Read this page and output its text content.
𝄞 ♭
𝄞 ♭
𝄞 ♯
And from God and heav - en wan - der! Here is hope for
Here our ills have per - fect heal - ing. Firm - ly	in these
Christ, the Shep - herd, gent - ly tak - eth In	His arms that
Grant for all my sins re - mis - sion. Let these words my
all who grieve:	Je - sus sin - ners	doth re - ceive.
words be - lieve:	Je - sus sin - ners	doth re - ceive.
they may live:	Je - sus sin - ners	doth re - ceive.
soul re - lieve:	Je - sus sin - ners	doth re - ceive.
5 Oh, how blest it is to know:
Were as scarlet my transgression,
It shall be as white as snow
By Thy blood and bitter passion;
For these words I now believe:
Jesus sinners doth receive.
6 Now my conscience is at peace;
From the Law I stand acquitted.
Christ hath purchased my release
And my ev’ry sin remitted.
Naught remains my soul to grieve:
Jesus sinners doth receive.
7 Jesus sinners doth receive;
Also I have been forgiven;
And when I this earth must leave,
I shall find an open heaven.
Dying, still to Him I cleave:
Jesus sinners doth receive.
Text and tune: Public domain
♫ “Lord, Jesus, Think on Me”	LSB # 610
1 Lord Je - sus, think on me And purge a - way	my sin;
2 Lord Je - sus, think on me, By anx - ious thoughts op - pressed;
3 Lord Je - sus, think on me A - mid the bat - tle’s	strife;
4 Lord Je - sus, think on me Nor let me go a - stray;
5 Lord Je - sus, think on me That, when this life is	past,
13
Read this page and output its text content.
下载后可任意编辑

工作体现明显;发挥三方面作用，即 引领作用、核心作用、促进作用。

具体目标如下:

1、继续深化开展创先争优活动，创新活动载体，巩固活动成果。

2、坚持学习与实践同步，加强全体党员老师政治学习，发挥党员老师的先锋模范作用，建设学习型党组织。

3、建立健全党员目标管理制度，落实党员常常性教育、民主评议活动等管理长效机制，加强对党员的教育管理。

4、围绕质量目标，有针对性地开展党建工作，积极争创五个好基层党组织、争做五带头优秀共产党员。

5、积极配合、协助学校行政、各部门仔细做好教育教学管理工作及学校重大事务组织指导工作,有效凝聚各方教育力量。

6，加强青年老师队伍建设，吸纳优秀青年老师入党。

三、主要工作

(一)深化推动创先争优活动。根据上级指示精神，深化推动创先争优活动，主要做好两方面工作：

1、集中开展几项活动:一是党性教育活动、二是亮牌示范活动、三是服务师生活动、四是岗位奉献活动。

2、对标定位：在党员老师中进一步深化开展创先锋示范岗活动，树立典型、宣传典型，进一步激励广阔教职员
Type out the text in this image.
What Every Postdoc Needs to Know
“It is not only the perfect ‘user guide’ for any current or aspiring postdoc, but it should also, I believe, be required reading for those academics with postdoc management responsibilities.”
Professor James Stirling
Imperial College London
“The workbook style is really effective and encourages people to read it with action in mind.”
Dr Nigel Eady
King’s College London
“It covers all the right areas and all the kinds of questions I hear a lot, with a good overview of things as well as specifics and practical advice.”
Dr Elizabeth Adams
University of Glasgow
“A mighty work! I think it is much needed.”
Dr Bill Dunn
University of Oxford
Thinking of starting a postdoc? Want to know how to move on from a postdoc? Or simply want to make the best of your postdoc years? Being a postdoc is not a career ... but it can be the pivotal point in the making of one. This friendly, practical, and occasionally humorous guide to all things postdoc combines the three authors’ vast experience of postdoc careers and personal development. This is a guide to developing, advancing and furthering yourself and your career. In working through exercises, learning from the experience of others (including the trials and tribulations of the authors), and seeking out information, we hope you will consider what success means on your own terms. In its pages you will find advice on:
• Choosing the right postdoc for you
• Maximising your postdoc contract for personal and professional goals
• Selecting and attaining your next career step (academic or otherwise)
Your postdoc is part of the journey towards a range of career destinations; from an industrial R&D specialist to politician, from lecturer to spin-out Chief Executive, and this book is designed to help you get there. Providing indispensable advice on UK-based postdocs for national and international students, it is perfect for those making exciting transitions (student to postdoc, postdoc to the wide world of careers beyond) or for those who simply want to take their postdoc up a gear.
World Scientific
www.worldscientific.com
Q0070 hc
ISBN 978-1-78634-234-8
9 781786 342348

------

■ Prompt
Give back the whole listing exactly as it reads.

■ Reply
Read this page and output its text content.
𝄞 ♭
𝄞 ♭
𝄞 ♯
And from God and heav - en wan - der! Here is hope for
Here our ills have per - fect heal - ing. Firm - ly	in these
Christ, the Shep - herd, gent - ly tak - eth In	His arms that
Grant for all my sins re - mis - sion. Let these words my
all who grieve:	Je - sus sin - ners	doth re - ceive.
words be - lieve:	Je - sus sin - ners	doth re - ceive.
they may live:	Je - sus sin - ners	doth re - ceive.
soul re - lieve:	Je - sus sin - ners	doth re - ceive.
5 Oh, how blest it is to know:
Were as scarlet my transgression,
It shall be as white as snow
By Thy blood and bitter passion;
For these words I now believe:
Jesus sinners doth receive.
6 Now my conscience is at peace;
From the Law I stand acquitted.
Christ hath purchased my release
And my ev’ry sin remitted.
Naught remains my soul to grieve:
Jesus sinners doth receive.
7 Jesus sinners doth receive;
Also I have been forgiven;
And when I this earth must leave,
I shall find an open heaven.
Dying, still to Him I cleave:
Jesus sinners doth receive.
Text and tune: Public domain
♫ “Lord, Jesus, Think on Me”	LSB # 610
1 Lord Je - sus, think on me And purge a - way	my sin;
2 Lord Je - sus, think on me, By anx - ious thoughts op - pressed;
3 Lord Je - sus, think on me A - mid the bat - tle’s	strife;
4 Lord Je - sus, think on me Nor let me go a - stray;
5 Lord Je - sus, think on me That, when this life is	past,
13
Read this page and output its text content.
下载后可任意编辑

工作体现明显;发挥三方面作用，即 引领作用、核心作用、促进作用。

具体目标如下:

1、继续深化开展创先争优活动，创新活动载体，巩固活动成果。

2、坚持学习与实践同步，加强全体党员老师政治学习，发挥党员老师的先锋模范作用，建设学习型党组织。

3、建立健全党员目标管理制度，落实党员常常性教育、民主评议活动等管理长效机制，加强对党员的教育管理。

4、围绕质量目标，有针对性地开展党建工作，积极争创五个好基层党组织、争做五带头优秀共产党员。

5、积极配合、协助学校行政、各部门仔细做好教育教学管理工作及学校重大事务组织指导工作,有效凝聚各方教育力量。

6，加强青年老师队伍建设，吸纳优秀青年老师入党。

三、主要工作

(一)深化推动创先争优活动。根据上级指示精神，深化推动创先争优活动，主要做好两方面工作：

1、集中开展几项活动:一是党性教育活动、二是亮牌示范活动、三是服务师生活动、四是岗位奉献活动。

2、对标定位：在党员老师中进一步深化开展创先锋示范岗活动，树立典型、宣传典型，进一步激励广阔教职员
Type out the text in this image.
What Every Postdoc Needs to Know
“It is not only the perfect ‘user guide’ for any current or aspiring postdoc, but it should also, I believe, be required reading for those academics with postdoc management responsibilities.”
Professor James Stirling
Imperial College London
“The workbook style is really effective and encourages people to read it with action in mind.”
Dr Nigel Eady
King’s College London
“It covers all the right areas and all the kinds of questions I hear a lot, with a good overview of things as well as specifics and practical advice.”
Dr Elizabeth Adams
University of Glasgow
“A mighty work! I think it is much needed.”
Dr Bill Dunn
University of Oxford
Thinking of starting a postdoc? Want to know how to move on from a postdoc? Or simply want to make the best of your postdoc years? Being a postdoc is not a career ... but it can be the pivotal point in the making of one. This friendly, practical, and occasionally humorous guide to all things postdoc combines the three authors’ vast experience of postdoc careers and personal development. This is a guide to developing, advancing and furthering yourself and your career. In working through exercises, learning from the experience of others (including the trials and tribulations of the authors), and seeking out information, we hope you will consider what success means on your own terms. In its pages you will find advice on:
• Choosing the right postdoc for you
• Maximising your postdoc contract for personal and professional goals
• Selecting and attaining your next career step (academic or otherwise)
Your postdoc is part of the journey towards a range of career destinations; from an industrial R&D specialist to politician, from lecturer to spin-out Chief Executive, and this book is designed to help you get there. Providing indispensable advice on UK-based postdocs for national and international students, it is perfect for those making exciting transitions (student to postdoc, postdoc to the wide world of careers beyond) or for those who simply want to take their postdoc up a gear.
World Scientific
www.worldscientific.com
Q0070 hc
ISBN 978-1-78634-234-8
9 781786 342348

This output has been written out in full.